What you have to do
Reproduce all the lines exactly as they stand, apart from the pictures.

··· Task inputs

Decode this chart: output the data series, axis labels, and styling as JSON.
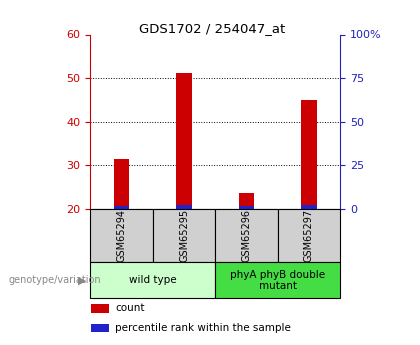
{
  "title": "GDS1702 / 254047_at",
  "samples": [
    "GSM65294",
    "GSM65295",
    "GSM65296",
    "GSM65297"
  ],
  "count_values": [
    31.5,
    51.2,
    23.5,
    45.0
  ],
  "percentile_values": [
    1.5,
    2.0,
    1.5,
    2.0
  ],
  "baseline": 20.0,
  "ylim_left": [
    20,
    60
  ],
  "ylim_right": [
    0,
    100
  ],
  "yticks_left": [
    20,
    30,
    40,
    50,
    60
  ],
  "yticks_right": [
    0,
    25,
    50,
    75,
    100
  ],
  "ytick_labels_right": [
    "0",
    "25",
    "50",
    "75",
    "100%"
  ],
  "bar_color_red": "#cc0000",
  "bar_color_blue": "#2222cc",
  "groups": [
    {
      "label": "wild type",
      "indices": [
        0,
        1
      ],
      "color": "#ccffcc"
    },
    {
      "label": "phyA phyB double\nmutant",
      "indices": [
        2,
        3
      ],
      "color": "#44dd44"
    }
  ],
  "legend_items": [
    {
      "label": "count",
      "color": "#cc0000"
    },
    {
      "label": "percentile rank within the sample",
      "color": "#2222cc"
    }
  ],
  "genotype_label": "genotype/variation",
  "left_axis_color": "#cc0000",
  "right_axis_color": "#2222bb",
  "sample_cell_color": "#d0d0d0",
  "bar_width": 0.25,
  "grid_color": "#000000"
}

······

Response to this exercise
Decode this chart: output the data series, axis labels, and styling as JSON.
{
  "title": "GDS1702 / 254047_at",
  "samples": [
    "GSM65294",
    "GSM65295",
    "GSM65296",
    "GSM65297"
  ],
  "count_values": [
    31.5,
    51.2,
    23.5,
    45.0
  ],
  "percentile_values": [
    1.5,
    2.0,
    1.5,
    2.0
  ],
  "baseline": 20.0,
  "ylim_left": [
    20,
    60
  ],
  "ylim_right": [
    0,
    100
  ],
  "yticks_left": [
    20,
    30,
    40,
    50,
    60
  ],
  "yticks_right": [
    0,
    25,
    50,
    75,
    100
  ],
  "ytick_labels_right": [
    "0",
    "25",
    "50",
    "75",
    "100%"
  ],
  "bar_color_red": "#cc0000",
  "bar_color_blue": "#2222cc",
  "groups": [
    {
      "label": "wild type",
      "indices": [
        0,
        1
      ],
      "color": "#ccffcc"
    },
    {
      "label": "phyA phyB double\nmutant",
      "indices": [
        2,
        3
      ],
      "color": "#44dd44"
    }
  ],
  "legend_items": [
    {
      "label": "count",
      "color": "#cc0000"
    },
    {
      "label": "percentile rank within the sample",
      "color": "#2222cc"
    }
  ],
  "genotype_label": "genotype/variation",
  "left_axis_color": "#cc0000",
  "right_axis_color": "#2222bb",
  "sample_cell_color": "#d0d0d0",
  "bar_width": 0.25,
  "grid_color": "#000000"
}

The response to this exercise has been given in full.